## Work to complete
Within this material, how many lines have the string "from" in them? The answer is a number, with nothing added.

[Records that describe figures]
__________

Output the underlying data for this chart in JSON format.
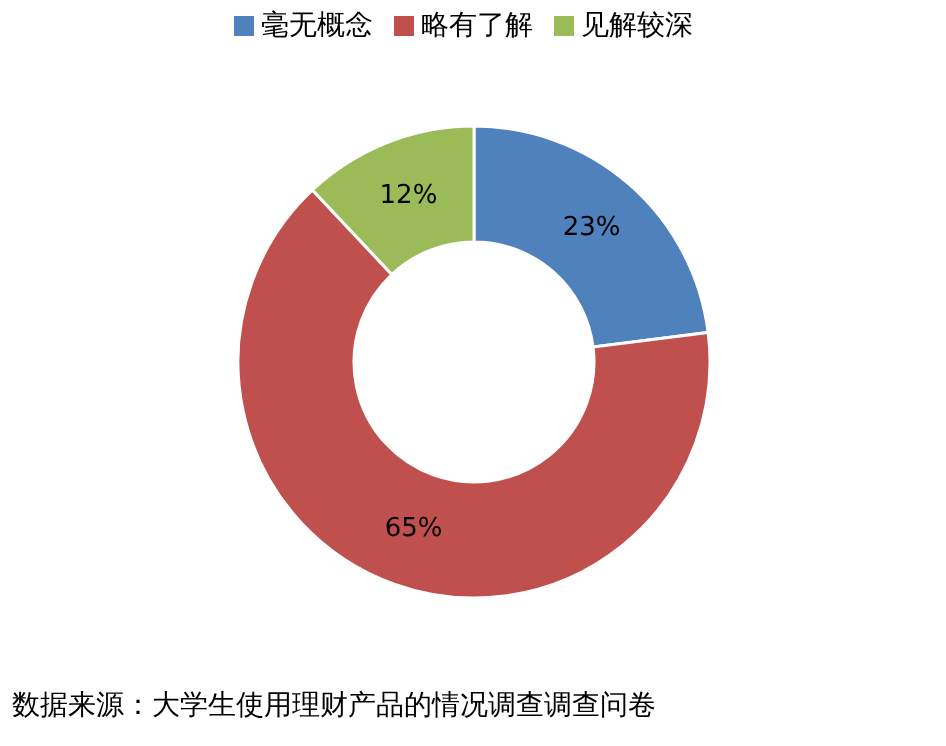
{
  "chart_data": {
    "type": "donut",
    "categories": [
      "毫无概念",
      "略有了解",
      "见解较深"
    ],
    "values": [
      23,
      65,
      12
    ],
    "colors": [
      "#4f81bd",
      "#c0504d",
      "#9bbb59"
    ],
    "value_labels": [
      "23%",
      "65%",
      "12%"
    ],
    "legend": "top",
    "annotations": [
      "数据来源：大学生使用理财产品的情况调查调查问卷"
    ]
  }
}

__________

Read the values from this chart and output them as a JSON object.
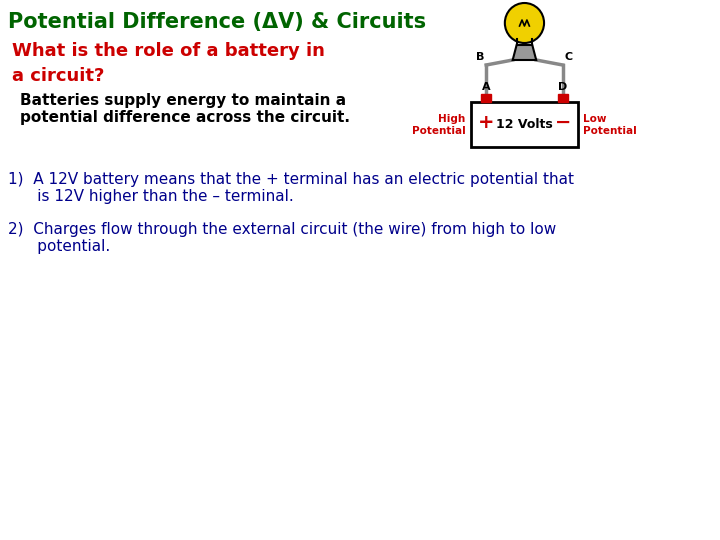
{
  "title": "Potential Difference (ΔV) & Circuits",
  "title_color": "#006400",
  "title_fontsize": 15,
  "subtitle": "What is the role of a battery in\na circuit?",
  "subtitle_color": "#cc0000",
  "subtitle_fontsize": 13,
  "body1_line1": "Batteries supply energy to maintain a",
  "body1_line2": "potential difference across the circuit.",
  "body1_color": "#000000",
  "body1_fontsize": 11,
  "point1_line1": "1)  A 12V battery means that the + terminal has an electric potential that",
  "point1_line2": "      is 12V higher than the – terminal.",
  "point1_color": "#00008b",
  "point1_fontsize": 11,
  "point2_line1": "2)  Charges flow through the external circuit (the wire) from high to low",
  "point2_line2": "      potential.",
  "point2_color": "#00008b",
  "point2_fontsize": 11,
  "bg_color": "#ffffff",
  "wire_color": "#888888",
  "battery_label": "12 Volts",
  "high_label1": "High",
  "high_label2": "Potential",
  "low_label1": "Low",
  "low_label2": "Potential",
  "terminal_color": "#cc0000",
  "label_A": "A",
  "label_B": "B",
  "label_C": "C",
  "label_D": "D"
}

__________

## Correct answer
2